EXERCISE INSTRUCTIONS → In the lines below, find how many contain the word "JSON" and report that figure alone.

────────────────────

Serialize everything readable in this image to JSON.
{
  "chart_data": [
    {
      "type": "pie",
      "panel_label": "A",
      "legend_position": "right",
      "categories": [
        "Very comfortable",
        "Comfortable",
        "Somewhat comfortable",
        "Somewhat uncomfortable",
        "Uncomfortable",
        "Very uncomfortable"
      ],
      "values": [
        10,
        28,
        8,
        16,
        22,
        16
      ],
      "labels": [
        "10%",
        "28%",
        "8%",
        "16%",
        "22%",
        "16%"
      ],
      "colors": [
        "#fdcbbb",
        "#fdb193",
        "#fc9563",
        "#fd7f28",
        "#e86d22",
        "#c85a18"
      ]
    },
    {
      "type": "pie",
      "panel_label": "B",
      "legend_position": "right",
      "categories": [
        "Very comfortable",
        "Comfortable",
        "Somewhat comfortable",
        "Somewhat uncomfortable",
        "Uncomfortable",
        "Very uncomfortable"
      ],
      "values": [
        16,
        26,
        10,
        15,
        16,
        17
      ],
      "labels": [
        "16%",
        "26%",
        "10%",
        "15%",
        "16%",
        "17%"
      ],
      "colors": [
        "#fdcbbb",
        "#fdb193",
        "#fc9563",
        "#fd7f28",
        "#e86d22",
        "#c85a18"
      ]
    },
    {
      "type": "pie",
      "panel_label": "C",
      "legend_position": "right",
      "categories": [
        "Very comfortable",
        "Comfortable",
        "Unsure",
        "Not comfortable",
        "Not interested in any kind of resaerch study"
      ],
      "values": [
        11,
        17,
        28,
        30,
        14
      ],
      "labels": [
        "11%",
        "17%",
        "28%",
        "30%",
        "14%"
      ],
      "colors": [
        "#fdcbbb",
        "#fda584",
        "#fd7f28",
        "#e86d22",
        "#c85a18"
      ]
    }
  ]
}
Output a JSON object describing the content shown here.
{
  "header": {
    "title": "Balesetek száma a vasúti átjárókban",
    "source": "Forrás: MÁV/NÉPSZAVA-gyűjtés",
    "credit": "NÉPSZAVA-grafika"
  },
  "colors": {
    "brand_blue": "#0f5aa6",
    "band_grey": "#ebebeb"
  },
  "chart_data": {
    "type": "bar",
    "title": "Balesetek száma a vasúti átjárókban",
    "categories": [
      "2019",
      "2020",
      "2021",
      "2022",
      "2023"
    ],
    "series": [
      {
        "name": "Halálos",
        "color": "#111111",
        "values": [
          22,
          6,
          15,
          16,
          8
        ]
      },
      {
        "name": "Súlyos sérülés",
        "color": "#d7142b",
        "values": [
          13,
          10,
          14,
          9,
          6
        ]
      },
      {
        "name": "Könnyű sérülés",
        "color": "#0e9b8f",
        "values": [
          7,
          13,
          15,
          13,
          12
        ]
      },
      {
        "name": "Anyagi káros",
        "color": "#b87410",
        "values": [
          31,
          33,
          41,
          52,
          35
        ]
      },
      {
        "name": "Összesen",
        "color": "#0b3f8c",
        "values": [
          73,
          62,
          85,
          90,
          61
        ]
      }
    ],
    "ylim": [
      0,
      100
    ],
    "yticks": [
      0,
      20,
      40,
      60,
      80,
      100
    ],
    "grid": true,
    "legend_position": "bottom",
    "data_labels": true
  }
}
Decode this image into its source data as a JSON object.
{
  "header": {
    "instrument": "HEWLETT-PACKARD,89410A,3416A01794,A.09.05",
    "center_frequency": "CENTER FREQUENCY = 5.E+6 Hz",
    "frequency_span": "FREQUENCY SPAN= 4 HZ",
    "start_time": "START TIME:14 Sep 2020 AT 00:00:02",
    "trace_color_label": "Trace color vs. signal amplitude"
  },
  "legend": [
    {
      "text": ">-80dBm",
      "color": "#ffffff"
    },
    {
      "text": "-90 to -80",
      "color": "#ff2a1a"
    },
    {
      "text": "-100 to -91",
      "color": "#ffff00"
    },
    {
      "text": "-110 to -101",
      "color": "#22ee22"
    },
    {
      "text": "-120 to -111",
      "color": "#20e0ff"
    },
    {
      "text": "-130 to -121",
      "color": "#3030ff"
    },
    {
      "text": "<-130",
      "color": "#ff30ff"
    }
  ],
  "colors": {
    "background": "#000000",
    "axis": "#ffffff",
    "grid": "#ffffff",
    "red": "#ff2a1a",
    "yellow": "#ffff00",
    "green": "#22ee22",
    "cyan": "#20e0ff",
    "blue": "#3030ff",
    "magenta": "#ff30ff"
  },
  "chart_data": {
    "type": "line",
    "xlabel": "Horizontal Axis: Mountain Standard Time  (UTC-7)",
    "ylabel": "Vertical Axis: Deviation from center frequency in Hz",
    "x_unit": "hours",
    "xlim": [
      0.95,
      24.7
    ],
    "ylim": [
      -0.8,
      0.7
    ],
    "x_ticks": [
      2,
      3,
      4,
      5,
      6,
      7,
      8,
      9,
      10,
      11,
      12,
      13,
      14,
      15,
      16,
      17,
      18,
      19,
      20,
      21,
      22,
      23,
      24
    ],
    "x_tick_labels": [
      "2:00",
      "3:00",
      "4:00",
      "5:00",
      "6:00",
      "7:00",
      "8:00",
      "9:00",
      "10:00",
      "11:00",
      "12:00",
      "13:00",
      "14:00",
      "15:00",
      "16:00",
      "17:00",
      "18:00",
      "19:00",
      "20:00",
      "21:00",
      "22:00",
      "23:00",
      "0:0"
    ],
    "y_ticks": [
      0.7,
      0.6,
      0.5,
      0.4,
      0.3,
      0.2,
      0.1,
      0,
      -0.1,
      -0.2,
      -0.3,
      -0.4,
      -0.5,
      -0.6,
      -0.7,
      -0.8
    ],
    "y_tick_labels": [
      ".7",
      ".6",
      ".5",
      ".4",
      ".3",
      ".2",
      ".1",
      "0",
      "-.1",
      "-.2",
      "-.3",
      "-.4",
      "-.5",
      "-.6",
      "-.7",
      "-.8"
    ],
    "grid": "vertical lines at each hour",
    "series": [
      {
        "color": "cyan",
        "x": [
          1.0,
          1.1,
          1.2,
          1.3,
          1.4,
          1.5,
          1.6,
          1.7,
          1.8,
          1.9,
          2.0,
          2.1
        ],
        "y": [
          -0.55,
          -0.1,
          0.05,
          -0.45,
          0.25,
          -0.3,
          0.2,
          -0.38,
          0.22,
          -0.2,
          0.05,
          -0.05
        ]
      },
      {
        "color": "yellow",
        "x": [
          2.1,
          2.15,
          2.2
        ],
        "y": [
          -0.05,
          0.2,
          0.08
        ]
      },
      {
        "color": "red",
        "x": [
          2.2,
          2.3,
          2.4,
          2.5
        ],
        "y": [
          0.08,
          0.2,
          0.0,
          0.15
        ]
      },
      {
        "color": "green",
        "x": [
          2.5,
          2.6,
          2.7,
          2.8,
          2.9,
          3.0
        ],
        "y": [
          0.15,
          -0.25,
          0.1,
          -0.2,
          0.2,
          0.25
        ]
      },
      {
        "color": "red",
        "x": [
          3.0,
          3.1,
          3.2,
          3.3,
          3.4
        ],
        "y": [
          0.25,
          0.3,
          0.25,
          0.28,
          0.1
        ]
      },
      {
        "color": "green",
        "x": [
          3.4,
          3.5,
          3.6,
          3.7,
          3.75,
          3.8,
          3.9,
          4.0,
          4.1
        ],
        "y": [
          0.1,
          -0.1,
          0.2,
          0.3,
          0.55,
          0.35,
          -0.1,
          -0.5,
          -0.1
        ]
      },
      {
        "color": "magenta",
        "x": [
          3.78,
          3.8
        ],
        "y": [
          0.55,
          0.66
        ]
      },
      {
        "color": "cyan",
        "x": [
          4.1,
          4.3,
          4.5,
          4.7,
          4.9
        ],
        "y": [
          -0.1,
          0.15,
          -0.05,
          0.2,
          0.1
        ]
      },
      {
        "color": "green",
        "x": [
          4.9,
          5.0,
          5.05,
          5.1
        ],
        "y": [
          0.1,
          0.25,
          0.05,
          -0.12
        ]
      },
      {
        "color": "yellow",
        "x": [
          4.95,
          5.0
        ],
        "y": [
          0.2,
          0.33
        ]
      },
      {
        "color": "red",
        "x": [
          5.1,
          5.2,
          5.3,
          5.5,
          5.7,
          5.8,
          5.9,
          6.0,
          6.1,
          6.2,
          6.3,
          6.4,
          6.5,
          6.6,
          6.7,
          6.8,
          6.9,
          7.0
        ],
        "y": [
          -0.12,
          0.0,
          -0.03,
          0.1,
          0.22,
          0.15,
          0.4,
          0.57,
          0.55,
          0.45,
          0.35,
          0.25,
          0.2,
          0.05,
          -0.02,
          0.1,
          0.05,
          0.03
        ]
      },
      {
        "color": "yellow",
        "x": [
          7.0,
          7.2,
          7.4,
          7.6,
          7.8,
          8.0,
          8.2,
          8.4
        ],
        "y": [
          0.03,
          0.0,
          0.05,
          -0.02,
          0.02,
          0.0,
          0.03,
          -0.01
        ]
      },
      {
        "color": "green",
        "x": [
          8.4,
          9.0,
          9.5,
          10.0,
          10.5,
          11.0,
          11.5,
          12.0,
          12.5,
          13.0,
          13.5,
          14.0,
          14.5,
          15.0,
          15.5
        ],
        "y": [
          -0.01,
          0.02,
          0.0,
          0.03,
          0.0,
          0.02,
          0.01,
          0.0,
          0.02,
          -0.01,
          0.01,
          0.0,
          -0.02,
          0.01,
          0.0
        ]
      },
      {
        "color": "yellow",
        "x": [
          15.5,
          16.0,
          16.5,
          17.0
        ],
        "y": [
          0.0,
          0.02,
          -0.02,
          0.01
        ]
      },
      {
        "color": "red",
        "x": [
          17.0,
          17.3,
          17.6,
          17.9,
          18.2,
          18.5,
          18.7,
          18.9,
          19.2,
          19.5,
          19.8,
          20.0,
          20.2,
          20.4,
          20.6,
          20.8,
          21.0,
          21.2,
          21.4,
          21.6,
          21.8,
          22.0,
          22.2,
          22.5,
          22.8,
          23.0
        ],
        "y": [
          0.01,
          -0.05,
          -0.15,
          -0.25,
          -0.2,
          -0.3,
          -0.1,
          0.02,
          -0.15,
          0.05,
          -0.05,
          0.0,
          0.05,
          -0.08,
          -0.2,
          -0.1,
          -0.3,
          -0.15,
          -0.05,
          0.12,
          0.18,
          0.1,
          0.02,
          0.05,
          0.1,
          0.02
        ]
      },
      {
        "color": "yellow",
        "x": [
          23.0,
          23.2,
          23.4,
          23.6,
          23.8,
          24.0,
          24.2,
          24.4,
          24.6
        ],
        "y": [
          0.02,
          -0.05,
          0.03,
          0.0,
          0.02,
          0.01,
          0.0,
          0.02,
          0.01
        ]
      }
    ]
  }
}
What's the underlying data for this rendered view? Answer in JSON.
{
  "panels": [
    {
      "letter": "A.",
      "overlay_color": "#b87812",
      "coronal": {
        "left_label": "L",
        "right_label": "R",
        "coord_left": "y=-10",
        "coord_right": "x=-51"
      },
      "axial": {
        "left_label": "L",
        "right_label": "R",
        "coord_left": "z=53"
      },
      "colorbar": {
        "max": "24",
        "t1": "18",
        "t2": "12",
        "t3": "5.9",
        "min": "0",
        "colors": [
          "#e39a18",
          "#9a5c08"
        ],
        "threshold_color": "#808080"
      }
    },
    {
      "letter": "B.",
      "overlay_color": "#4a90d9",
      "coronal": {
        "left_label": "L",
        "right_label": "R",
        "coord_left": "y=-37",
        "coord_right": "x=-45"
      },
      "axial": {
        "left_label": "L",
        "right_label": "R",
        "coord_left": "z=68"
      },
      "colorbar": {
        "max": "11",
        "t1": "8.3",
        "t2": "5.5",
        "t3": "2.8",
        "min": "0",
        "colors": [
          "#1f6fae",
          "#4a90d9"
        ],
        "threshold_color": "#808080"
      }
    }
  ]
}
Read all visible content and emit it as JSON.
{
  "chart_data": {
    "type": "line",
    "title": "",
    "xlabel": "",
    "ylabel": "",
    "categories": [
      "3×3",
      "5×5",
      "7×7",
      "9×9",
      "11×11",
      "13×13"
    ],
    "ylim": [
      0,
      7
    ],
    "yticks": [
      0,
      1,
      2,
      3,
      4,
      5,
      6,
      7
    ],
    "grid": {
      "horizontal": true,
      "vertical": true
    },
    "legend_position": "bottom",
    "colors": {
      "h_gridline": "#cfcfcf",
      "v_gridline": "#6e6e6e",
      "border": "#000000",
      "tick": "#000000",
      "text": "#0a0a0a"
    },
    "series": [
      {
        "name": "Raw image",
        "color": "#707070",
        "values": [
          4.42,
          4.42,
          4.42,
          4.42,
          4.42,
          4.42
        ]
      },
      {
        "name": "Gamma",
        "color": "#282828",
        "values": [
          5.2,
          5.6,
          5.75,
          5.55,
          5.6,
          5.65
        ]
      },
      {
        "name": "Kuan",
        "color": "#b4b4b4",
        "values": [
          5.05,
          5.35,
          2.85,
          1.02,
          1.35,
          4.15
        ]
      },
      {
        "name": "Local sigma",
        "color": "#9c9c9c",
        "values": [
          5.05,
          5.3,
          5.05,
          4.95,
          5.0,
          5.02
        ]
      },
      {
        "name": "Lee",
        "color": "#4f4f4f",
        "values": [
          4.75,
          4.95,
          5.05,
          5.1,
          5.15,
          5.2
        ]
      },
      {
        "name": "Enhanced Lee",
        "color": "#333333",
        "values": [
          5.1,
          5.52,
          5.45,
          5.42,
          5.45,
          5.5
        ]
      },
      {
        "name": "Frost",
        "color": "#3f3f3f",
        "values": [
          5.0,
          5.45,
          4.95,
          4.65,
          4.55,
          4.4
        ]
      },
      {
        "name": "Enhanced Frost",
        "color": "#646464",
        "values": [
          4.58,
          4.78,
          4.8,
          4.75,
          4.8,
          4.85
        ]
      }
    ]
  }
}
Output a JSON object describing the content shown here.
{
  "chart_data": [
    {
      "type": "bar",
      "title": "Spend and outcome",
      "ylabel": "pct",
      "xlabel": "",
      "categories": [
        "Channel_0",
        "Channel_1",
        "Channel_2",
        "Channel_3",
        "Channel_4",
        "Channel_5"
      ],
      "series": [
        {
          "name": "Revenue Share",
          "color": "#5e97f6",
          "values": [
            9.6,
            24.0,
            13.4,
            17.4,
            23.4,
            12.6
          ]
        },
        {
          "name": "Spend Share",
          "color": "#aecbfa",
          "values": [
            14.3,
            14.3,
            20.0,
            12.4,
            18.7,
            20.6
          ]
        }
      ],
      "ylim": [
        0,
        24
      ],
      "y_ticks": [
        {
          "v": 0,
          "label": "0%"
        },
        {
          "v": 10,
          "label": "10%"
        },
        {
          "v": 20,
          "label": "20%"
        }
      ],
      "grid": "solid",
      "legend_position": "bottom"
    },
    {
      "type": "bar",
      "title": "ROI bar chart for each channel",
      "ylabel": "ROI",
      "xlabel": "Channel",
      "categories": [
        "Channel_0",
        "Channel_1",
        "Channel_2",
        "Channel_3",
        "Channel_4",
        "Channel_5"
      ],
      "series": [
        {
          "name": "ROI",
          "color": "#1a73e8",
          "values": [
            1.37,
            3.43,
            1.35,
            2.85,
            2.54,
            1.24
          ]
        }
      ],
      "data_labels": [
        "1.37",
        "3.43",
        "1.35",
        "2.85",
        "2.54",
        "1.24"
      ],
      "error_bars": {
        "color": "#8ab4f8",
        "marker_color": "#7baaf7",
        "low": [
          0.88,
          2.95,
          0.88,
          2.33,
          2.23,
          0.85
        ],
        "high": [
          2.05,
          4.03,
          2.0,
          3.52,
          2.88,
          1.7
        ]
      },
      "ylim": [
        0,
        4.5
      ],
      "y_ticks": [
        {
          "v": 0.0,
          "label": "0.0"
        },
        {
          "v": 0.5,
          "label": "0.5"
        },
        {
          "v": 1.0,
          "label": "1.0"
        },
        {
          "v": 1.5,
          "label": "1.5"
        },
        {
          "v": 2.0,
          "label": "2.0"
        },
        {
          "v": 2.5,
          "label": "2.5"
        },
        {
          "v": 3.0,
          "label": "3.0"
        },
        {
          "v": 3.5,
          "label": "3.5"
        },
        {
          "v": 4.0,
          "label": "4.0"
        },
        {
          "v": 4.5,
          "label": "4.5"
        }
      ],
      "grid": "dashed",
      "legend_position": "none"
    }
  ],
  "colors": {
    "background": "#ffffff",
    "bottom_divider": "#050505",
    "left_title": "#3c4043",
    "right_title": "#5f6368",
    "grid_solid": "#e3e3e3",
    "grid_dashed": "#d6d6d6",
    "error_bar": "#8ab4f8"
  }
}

────────────────────

ANSWER TO THIS PROBLEM → 6